--- Records supplied ---
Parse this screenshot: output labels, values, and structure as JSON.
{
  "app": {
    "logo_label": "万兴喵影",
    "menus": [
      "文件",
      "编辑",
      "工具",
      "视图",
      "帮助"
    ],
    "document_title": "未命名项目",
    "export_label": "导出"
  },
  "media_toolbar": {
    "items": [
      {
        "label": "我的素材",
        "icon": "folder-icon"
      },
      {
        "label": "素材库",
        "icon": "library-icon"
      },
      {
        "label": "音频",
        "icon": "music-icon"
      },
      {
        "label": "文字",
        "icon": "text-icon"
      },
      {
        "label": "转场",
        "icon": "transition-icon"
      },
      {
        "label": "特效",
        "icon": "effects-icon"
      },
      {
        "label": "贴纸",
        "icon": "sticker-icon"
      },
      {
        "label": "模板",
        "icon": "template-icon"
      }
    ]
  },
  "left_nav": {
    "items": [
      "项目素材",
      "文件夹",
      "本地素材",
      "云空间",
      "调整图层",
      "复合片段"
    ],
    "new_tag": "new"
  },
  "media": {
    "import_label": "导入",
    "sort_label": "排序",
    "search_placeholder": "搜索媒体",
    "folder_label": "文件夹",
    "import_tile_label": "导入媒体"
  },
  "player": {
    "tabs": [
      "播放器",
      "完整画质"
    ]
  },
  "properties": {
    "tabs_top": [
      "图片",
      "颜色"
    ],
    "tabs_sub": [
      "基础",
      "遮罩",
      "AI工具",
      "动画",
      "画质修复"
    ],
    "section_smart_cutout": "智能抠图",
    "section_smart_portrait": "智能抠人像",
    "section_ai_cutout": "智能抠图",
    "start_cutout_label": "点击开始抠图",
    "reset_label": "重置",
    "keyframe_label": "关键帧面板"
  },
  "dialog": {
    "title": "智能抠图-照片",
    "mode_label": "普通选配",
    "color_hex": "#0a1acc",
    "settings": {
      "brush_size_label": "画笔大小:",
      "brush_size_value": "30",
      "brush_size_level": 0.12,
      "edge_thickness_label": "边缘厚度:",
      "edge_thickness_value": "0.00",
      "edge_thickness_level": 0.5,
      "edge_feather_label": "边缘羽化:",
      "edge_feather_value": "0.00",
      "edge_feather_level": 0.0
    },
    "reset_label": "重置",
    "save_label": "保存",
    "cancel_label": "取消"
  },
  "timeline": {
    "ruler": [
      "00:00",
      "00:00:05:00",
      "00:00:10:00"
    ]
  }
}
---
--- Records supplied ---
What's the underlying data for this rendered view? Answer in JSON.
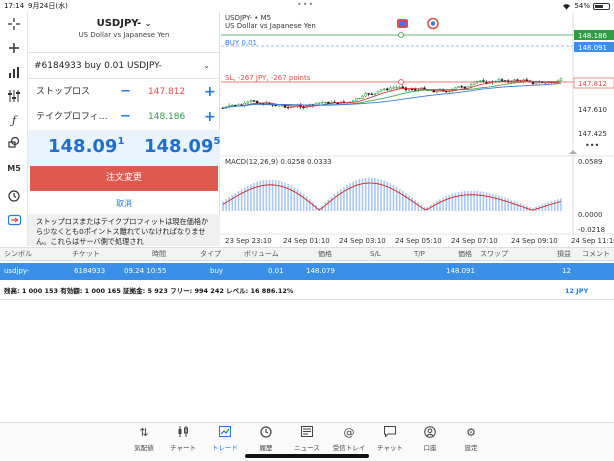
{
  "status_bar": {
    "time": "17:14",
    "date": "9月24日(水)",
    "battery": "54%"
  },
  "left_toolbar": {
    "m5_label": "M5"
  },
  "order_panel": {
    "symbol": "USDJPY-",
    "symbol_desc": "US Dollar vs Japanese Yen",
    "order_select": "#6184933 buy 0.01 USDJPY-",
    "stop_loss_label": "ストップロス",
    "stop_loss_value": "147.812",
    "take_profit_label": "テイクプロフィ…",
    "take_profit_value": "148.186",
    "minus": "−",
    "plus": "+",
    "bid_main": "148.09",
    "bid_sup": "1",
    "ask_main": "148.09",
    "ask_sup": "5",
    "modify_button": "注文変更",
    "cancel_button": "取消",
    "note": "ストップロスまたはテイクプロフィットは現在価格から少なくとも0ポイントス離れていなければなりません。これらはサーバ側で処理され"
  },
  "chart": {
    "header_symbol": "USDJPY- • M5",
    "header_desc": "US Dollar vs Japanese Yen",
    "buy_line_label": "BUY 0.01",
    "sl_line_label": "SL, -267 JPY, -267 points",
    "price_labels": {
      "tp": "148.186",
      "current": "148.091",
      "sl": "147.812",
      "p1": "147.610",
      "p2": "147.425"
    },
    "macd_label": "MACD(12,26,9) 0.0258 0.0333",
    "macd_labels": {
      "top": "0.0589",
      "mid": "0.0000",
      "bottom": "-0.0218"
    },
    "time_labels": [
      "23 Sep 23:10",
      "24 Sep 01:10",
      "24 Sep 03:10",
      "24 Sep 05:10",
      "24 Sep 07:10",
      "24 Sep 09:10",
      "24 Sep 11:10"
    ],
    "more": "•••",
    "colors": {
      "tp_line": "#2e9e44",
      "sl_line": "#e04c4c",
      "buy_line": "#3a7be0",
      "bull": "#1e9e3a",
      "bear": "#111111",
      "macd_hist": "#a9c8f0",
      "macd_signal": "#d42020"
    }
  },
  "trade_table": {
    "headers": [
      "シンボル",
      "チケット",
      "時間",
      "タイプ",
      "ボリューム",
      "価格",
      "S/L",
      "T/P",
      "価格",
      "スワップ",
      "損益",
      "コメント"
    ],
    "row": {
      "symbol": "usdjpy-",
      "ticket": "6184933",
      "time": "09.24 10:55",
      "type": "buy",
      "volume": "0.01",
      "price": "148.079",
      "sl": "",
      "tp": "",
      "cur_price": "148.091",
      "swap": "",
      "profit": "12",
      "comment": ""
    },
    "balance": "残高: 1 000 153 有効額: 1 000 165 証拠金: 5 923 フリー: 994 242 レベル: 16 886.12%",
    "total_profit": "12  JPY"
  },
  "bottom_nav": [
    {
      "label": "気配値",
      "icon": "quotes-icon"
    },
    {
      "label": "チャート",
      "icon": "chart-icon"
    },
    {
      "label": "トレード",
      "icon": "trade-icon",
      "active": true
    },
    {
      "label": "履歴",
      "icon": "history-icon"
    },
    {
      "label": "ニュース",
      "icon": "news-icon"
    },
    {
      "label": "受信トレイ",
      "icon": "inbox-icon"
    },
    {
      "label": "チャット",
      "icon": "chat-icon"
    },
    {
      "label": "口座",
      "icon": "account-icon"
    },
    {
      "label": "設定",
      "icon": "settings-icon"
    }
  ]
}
---
# Task objective
From the records given above, copy all lines containing "this".

# Answer in full
Parse this screenshot: output labels, values, and structure as JSON.
What's the underlying data for this rendered view? Answer in JSON.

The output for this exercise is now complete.